THE TASK:
Each line that holds the word "mais" should be returned.
++++ DATA ROWS ++++
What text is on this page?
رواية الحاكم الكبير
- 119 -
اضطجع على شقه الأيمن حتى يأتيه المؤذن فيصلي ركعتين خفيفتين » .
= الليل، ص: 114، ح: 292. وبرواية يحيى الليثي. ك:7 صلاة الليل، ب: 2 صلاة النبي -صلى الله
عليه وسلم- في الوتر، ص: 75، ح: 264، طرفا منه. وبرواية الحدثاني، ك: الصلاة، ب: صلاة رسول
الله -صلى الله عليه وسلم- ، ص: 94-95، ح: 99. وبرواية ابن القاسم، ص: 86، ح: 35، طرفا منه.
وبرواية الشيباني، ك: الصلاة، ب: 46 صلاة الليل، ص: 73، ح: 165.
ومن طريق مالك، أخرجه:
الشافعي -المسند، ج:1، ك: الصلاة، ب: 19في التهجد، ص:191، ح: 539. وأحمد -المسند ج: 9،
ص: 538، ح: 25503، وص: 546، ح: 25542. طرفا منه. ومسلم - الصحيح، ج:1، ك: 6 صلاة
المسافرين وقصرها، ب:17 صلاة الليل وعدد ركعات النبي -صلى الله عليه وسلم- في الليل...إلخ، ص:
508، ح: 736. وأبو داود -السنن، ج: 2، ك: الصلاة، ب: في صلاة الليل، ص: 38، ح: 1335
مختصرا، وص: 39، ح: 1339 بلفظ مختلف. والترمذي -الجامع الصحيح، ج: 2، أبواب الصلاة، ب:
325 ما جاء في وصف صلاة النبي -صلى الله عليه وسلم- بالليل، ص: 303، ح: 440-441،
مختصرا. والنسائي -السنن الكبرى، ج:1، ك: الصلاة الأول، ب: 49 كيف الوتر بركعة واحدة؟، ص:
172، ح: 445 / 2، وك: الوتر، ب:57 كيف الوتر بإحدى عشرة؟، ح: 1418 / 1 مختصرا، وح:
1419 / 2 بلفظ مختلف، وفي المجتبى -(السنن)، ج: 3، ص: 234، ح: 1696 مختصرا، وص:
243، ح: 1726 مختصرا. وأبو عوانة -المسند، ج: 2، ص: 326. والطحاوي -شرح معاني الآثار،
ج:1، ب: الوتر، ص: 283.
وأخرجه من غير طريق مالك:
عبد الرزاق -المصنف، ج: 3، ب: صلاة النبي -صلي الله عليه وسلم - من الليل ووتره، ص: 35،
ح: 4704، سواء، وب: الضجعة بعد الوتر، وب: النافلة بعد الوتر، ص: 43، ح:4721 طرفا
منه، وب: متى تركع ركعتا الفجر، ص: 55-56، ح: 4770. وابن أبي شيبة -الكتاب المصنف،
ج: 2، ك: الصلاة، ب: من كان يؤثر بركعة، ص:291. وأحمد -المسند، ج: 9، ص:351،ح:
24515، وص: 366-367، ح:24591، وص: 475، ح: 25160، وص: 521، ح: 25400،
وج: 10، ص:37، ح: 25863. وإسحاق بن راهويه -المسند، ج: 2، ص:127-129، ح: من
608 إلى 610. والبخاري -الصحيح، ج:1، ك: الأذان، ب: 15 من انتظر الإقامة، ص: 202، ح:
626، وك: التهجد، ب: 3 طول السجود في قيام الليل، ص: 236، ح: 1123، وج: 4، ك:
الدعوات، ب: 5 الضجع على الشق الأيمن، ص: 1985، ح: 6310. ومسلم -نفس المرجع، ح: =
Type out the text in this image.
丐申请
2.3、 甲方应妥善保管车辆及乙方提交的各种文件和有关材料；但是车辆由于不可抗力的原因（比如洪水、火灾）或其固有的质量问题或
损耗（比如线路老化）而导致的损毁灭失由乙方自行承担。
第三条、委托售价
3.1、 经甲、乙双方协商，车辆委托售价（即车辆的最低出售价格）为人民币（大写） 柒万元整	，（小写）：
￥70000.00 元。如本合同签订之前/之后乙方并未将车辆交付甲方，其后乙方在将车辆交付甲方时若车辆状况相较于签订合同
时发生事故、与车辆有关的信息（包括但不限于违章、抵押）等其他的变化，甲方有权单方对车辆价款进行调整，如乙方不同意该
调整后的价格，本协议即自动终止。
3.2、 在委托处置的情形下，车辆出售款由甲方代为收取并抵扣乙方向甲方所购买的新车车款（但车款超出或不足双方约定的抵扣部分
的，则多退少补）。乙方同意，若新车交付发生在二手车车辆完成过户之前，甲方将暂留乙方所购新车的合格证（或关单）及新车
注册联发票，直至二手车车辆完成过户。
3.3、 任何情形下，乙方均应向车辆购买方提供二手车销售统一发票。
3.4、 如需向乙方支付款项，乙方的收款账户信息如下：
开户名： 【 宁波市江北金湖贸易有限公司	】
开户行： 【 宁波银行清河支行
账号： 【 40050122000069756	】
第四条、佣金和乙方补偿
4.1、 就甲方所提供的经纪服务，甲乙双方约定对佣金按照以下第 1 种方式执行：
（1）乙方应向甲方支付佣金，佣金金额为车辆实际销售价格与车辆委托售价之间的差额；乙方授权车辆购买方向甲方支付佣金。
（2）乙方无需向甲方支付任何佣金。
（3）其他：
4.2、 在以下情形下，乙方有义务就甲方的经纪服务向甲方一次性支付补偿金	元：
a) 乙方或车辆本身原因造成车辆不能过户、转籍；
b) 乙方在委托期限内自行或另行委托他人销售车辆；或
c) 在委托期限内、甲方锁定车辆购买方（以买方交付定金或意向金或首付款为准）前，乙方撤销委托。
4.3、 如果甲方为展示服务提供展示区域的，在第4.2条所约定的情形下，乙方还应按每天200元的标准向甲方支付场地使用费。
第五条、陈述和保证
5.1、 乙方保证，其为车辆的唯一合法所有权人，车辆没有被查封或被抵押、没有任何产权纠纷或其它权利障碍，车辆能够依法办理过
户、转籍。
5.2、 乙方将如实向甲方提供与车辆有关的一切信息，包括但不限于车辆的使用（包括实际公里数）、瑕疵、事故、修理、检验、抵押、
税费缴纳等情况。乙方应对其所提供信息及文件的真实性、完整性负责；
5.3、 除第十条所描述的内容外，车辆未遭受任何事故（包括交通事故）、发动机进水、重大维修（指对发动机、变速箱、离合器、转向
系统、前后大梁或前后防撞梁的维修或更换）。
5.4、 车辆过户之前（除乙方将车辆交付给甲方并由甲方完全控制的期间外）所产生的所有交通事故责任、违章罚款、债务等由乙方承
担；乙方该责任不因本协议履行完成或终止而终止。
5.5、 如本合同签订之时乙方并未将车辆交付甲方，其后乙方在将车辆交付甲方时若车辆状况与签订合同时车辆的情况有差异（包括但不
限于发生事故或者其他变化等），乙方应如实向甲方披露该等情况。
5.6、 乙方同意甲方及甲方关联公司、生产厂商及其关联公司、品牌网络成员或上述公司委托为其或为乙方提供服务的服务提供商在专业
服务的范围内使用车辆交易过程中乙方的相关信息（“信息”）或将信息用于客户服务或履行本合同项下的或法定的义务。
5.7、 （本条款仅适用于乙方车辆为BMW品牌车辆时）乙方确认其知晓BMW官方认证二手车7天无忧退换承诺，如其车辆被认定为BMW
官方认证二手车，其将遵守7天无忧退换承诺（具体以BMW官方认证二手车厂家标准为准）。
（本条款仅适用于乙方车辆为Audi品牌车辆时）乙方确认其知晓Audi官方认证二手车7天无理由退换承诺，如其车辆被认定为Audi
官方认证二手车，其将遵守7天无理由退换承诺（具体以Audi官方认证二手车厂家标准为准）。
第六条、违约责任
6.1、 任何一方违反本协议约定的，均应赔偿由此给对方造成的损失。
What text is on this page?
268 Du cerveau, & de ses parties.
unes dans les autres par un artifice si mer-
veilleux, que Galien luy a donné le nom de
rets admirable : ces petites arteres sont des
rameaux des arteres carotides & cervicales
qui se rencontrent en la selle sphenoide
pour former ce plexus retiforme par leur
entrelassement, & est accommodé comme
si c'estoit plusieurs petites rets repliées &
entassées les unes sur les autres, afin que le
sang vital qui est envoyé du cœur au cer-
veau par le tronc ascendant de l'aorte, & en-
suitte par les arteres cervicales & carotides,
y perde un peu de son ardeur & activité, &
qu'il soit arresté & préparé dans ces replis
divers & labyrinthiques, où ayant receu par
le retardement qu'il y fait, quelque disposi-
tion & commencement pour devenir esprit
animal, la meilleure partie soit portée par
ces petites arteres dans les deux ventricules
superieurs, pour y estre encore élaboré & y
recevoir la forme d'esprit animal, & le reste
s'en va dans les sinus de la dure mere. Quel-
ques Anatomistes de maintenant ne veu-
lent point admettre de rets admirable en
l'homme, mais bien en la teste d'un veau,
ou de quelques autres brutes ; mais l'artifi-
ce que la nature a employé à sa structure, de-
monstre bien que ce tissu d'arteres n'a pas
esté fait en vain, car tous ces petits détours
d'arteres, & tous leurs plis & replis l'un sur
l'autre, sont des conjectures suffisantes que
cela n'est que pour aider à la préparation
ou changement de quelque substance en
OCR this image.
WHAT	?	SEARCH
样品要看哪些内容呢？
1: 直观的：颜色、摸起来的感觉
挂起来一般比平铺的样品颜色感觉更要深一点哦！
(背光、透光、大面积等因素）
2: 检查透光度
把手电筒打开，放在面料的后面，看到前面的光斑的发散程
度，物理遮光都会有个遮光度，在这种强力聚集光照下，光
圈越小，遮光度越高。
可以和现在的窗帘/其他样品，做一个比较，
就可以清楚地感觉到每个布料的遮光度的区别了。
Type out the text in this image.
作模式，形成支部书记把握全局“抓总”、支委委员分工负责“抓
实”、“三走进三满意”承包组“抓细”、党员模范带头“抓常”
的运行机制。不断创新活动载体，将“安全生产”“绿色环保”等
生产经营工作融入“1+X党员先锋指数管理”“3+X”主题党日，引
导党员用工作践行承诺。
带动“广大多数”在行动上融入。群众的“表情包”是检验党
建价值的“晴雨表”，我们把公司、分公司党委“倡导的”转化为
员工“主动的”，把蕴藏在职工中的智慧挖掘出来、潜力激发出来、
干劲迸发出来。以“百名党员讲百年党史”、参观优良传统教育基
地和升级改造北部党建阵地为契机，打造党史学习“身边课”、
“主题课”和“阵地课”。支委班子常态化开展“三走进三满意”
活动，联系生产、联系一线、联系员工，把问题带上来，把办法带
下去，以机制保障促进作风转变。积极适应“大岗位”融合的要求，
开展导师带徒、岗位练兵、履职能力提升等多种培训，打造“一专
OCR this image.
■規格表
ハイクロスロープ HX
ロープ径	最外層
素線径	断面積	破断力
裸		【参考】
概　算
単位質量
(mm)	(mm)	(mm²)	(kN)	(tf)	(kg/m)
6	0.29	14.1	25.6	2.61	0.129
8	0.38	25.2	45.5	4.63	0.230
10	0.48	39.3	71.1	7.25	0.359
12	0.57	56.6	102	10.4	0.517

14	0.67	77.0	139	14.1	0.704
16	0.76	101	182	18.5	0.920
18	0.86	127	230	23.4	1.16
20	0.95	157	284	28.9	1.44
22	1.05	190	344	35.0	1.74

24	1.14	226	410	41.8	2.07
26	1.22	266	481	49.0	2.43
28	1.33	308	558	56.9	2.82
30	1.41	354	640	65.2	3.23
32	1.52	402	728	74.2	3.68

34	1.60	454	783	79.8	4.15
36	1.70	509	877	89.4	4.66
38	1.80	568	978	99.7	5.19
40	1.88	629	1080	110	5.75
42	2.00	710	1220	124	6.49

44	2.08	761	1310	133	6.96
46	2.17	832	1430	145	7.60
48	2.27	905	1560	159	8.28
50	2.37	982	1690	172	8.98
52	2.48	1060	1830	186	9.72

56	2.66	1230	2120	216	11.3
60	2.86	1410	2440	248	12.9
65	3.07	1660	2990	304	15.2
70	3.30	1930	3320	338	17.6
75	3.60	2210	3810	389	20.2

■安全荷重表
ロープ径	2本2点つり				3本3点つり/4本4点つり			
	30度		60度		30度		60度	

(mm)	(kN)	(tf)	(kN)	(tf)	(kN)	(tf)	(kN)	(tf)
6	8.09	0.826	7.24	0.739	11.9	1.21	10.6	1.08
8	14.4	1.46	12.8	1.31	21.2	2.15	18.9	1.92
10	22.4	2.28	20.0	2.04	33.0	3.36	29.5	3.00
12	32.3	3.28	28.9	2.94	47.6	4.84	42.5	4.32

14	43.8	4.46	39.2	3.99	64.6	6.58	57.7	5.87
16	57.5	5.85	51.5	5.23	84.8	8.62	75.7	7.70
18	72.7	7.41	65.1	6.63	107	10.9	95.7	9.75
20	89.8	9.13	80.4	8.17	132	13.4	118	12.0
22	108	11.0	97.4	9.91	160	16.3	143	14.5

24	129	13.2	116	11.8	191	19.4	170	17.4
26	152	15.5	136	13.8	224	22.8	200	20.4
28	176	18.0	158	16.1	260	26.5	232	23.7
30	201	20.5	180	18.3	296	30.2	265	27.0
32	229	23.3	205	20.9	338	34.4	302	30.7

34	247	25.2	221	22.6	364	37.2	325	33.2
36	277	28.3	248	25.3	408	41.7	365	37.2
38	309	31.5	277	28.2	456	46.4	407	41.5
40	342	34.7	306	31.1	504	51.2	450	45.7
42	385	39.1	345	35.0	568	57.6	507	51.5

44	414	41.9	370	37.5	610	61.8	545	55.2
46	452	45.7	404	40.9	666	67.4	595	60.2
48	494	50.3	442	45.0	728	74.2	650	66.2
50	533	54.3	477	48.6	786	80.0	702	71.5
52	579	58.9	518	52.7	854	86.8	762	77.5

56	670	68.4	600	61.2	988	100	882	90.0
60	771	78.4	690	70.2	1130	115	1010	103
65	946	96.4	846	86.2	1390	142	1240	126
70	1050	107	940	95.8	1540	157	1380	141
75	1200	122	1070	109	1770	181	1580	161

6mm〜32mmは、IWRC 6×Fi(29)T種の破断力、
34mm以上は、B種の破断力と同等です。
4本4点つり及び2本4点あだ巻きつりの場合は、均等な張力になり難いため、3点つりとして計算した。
++++
OUTPUT FOR THIS TASK:
l'homme, mais bien en la teste d'un veau,
ou de quelques autres brutes ; mais l'artifi-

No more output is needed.